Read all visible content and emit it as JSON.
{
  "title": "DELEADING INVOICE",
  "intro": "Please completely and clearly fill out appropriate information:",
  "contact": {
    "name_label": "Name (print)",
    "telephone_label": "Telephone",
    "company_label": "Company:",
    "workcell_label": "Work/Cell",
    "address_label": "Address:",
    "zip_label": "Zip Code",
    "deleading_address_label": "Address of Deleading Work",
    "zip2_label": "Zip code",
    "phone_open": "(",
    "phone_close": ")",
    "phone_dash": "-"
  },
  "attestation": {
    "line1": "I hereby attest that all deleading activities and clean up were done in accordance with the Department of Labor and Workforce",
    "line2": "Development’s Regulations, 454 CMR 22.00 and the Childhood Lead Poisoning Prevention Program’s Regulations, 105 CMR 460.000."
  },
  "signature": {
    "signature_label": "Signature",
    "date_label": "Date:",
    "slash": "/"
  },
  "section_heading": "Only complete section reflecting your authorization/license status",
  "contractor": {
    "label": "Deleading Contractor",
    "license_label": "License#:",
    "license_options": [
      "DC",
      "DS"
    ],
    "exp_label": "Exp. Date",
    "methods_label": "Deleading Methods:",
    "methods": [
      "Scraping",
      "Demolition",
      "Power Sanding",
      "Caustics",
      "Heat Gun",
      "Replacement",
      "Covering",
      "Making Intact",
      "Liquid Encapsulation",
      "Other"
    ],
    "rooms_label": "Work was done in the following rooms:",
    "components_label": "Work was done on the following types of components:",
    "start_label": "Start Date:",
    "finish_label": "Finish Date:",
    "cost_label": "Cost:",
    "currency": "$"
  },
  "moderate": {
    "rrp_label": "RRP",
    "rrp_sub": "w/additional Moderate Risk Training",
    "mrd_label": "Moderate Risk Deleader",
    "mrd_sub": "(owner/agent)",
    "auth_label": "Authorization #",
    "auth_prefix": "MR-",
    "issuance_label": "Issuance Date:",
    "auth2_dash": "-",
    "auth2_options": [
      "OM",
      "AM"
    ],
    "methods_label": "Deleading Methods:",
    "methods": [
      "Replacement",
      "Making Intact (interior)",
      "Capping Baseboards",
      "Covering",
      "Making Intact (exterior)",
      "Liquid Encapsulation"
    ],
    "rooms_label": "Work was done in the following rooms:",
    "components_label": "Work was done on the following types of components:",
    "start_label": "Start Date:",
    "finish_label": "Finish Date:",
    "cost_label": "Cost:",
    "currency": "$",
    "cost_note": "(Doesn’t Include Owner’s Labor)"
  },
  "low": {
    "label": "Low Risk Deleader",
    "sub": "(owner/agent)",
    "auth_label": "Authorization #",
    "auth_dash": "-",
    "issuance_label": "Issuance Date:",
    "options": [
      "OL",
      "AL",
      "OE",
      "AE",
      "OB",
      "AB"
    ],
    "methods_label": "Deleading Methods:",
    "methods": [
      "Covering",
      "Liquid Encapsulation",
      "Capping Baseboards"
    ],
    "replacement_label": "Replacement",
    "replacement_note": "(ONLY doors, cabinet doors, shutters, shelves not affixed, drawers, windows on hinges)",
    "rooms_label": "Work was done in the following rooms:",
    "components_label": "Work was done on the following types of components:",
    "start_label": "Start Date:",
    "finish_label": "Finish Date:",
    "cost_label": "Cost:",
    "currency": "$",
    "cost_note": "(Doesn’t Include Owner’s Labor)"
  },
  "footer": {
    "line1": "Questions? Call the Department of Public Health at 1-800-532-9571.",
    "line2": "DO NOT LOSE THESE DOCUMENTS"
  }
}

══════════════════════════════

Exercise directions :: Print every entry exactly as written.

Full output ::
Read all visible content and emit it as JSON.
{
  "title": "DELEADING INVOICE",
  "intro": "Please completely and clearly fill out appropriate information:",
  "contact": {
    "name_label": "Name (print)",
    "telephone_label": "Telephone",
    "company_label": "Company:",
    "workcell_label": "Work/Cell",
    "address_label": "Address:",
    "zip_label": "Zip Code",
    "deleading_address_label": "Address of Deleading Work",
    "zip2_label": "Zip code",
    "phone_open": "(",
    "phone_close": ")",
    "phone_dash": "-"
  },
  "attestation": {
    "line1": "I hereby attest that all deleading activities and clean up were done in accordance with the Department of Labor and Workforce",
    "line2": "Development’s Regulations, 454 CMR 22.00 and the Childhood Lead Poisoning Prevention Program’s Regulations, 105 CMR 460.000."
  },
  "signature": {
    "signature_label": "Signature",
    "date_label": "Date:",
    "slash": "/"
  },
  "section_heading": "Only complete section reflecting your authorization/license status",
  "contractor": {
    "label": "Deleading Contractor",
    "license_label": "License#:",
    "license_options": [
      "DC",
      "DS"
    ],
    "exp_label": "Exp. Date",
    "methods_label": "Deleading Methods:",
    "methods": [
      "Scraping",
      "Demolition",
      "Power Sanding",
      "Caustics",
      "Heat Gun",
      "Replacement",
      "Covering",
      "Making Intact",
      "Liquid Encapsulation",
      "Other"
    ],
    "rooms_label": "Work was done in the following rooms:",
    "components_label": "Work was done on the following types of components:",
    "start_label": "Start Date:",
    "finish_label": "Finish Date:",
    "cost_label": "Cost:",
    "currency": "$"
  },
  "moderate": {
    "rrp_label": "RRP",
    "rrp_sub": "w/additional Moderate Risk Training",
    "mrd_label": "Moderate Risk Deleader",
    "mrd_sub": "(owner/agent)",
    "auth_label": "Authorization #",
    "auth_prefix": "MR-",
    "issuance_label": "Issuance Date:",
    "auth2_dash": "-",
    "auth2_options": [
      "OM",
      "AM"
    ],
    "methods_label": "Deleading Methods:",
    "methods": [
      "Replacement",
      "Making Intact (interior)",
      "Capping Baseboards",
      "Covering",
      "Making Intact (exterior)",
      "Liquid Encapsulation"
    ],
    "rooms_label": "Work was done in the following rooms:",
    "components_label": "Work was done on the following types of components:",
    "start_label": "Start Date:",
    "finish_label": "Finish Date:",
    "cost_label": "Cost:",
    "currency": "$",
    "cost_note": "(Doesn’t Include Owner’s Labor)"
  },
  "low": {
    "label": "Low Risk Deleader",
    "sub": "(owner/agent)",
    "auth_label": "Authorization #",
    "auth_dash": "-",
    "issuance_label": "Issuance Date:",
    "options": [
      "OL",
      "AL",
      "OE",
      "AE",
      "OB",
      "AB"
    ],
    "methods_label": "Deleading Methods:",
    "methods": [
      "Covering",
      "Liquid Encapsulation",
      "Capping Baseboards"
    ],
    "replacement_label": "Replacement",
    "replacement_note": "(ONLY doors, cabinet doors, shutters, shelves not affixed, drawers, windows on hinges)",
    "rooms_label": "Work was done in the following rooms:",
    "components_label": "Work was done on the following types of components:",
    "start_label": "Start Date:",
    "finish_label": "Finish Date:",
    "cost_label": "Cost:",
    "currency": "$",
    "cost_note": "(Doesn’t Include Owner’s Labor)"
  },
  "footer": {
    "line1": "Questions? Call the Department of Public Health at 1-800-532-9571.",
    "line2": "DO NOT LOSE THESE DOCUMENTS"
  }
}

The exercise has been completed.